- TASK STATEMENT -
The listing beneath should be written out in full, exactly as shown.

---------- RECORDED DATA

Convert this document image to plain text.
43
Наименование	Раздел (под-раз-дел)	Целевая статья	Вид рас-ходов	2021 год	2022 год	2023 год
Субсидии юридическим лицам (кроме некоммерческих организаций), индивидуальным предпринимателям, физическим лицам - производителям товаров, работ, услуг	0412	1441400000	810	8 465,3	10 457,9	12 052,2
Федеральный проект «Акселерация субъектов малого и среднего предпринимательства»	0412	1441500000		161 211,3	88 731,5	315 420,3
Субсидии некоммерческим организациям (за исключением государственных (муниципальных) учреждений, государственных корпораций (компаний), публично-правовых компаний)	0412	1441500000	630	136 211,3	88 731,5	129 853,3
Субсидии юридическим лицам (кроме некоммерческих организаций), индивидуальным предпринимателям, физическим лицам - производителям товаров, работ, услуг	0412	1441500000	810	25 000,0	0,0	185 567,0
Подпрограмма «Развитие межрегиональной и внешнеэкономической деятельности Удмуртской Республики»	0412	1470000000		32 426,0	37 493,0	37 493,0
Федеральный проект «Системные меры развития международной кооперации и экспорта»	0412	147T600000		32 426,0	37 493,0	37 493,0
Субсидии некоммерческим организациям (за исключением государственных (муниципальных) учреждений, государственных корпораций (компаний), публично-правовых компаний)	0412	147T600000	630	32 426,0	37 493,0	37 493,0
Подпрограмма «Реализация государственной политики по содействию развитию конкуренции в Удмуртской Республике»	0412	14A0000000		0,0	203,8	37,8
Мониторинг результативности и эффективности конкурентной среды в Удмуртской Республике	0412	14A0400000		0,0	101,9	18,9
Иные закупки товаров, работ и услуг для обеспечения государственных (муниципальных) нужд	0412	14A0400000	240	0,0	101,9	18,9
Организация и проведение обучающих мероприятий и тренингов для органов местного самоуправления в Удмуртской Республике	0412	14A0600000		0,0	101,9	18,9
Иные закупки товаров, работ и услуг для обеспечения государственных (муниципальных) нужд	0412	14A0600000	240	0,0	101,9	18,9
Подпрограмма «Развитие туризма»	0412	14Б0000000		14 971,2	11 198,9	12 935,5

--------------------

- THE ANSWER -
Convert this document image to plain text.
43
Наименование	Раздел (под-раз-дел)	Целевая статья	Вид рас-ходов	2021 год	2022 год	2023 год
Субсидии юридическим лицам (кроме некоммерческих организаций), индивидуальным предпринимателям, физическим лицам - производителям товаров, работ, услуг	0412	1441400000	810	8 465,3	10 457,9	12 052,2
Федеральный проект «Акселерация субъектов малого и среднего предпринимательства»	0412	1441500000		161 211,3	88 731,5	315 420,3
Субсидии некоммерческим организациям (за исключением государственных (муниципальных) учреждений, государственных корпораций (компаний), публично-правовых компаний)	0412	1441500000	630	136 211,3	88 731,5	129 853,3
Субсидии юридическим лицам (кроме некоммерческих организаций), индивидуальным предпринимателям, физическим лицам - производителям товаров, работ, услуг	0412	1441500000	810	25 000,0	0,0	185 567,0
Подпрограмма «Развитие межрегиональной и внешнеэкономической деятельности Удмуртской Республики»	0412	1470000000		32 426,0	37 493,0	37 493,0
Федеральный проект «Системные меры развития международной кооперации и экспорта»	0412	147T600000		32 426,0	37 493,0	37 493,0
Субсидии некоммерческим организациям (за исключением государственных (муниципальных) учреждений, государственных корпораций (компаний), публично-правовых компаний)	0412	147T600000	630	32 426,0	37 493,0	37 493,0
Подпрограмма «Реализация государственной политики по содействию развитию конкуренции в Удмуртской Республике»	0412	14A0000000		0,0	203,8	37,8
Мониторинг результативности и эффективности конкурентной среды в Удмуртской Республике	0412	14A0400000		0,0	101,9	18,9
Иные закупки товаров, работ и услуг для обеспечения государственных (муниципальных) нужд	0412	14A0400000	240	0,0	101,9	18,9
Организация и проведение обучающих мероприятий и тренингов для органов местного самоуправления в Удмуртской Республике	0412	14A0600000		0,0	101,9	18,9
Иные закупки товаров, работ и услуг для обеспечения государственных (муниципальных) нужд	0412	14A0600000	240	0,0	101,9	18,9
Подпрограмма «Развитие туризма»	0412	14Б0000000		14 971,2	11 198,9	12 935,5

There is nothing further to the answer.